• _WORK TO COMPLETE_
Beginning with the line that contains "What does this", extract each line through the end of the listing below, with no additions or omissions.

• _DATASET RECORDS_

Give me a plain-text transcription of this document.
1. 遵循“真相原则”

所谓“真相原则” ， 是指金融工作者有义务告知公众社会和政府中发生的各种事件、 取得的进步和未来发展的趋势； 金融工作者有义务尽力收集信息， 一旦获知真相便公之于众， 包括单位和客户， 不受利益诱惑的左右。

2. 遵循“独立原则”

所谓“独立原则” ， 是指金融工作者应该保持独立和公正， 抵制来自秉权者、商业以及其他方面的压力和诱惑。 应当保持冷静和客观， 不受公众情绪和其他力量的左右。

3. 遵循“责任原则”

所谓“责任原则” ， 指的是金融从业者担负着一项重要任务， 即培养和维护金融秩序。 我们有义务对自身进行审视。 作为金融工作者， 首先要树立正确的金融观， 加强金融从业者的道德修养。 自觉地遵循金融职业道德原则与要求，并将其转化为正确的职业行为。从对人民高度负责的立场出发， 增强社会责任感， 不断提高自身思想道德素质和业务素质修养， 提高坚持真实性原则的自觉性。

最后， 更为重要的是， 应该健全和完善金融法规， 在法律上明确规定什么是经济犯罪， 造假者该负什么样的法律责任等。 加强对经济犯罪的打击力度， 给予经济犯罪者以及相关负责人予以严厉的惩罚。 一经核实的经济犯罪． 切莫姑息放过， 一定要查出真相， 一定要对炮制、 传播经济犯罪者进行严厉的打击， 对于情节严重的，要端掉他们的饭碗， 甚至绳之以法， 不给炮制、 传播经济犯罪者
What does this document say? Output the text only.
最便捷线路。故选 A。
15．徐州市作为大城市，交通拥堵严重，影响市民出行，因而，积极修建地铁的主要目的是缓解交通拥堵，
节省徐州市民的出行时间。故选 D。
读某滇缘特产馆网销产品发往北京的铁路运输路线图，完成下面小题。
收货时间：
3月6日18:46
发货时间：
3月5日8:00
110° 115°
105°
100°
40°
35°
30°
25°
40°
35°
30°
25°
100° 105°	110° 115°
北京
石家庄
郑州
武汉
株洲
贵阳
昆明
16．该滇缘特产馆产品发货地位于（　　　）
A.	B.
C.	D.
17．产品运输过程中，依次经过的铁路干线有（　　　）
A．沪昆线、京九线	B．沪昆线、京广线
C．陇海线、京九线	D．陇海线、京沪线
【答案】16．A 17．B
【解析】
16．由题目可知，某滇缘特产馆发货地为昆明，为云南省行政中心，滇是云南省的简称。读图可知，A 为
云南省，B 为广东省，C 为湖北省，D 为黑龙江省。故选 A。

• _FINISHED ANSWER_
What does this document say? Output the text only.
最便捷线路。故选 A。
15．徐州市作为大城市，交通拥堵严重，影响市民出行，因而，积极修建地铁的主要目的是缓解交通拥堵，
节省徐州市民的出行时间。故选 D。
读某滇缘特产馆网销产品发往北京的铁路运输路线图，完成下面小题。
收货时间：
3月6日18:46
发货时间：
3月5日8:00
110° 115°
105°
100°
40°
35°
30°
25°
40°
35°
30°
25°
100° 105°	110° 115°
北京
石家庄
郑州
武汉
株洲
贵阳
昆明
16．该滇缘特产馆产品发货地位于（　　　）
A.	B.
C.	D.
17．产品运输过程中，依次经过的铁路干线有（　　　）
A．沪昆线、京九线	B．沪昆线、京广线
C．陇海线、京九线	D．陇海线、京沪线
【答案】16．A 17．B
【解析】
16．由题目可知，某滇缘特产馆发货地为昆明，为云南省行政中心，滇是云南省的简称。读图可知，A 为
云南省，B 为广东省，C 为湖北省，D 为黑龙江省。故选 A。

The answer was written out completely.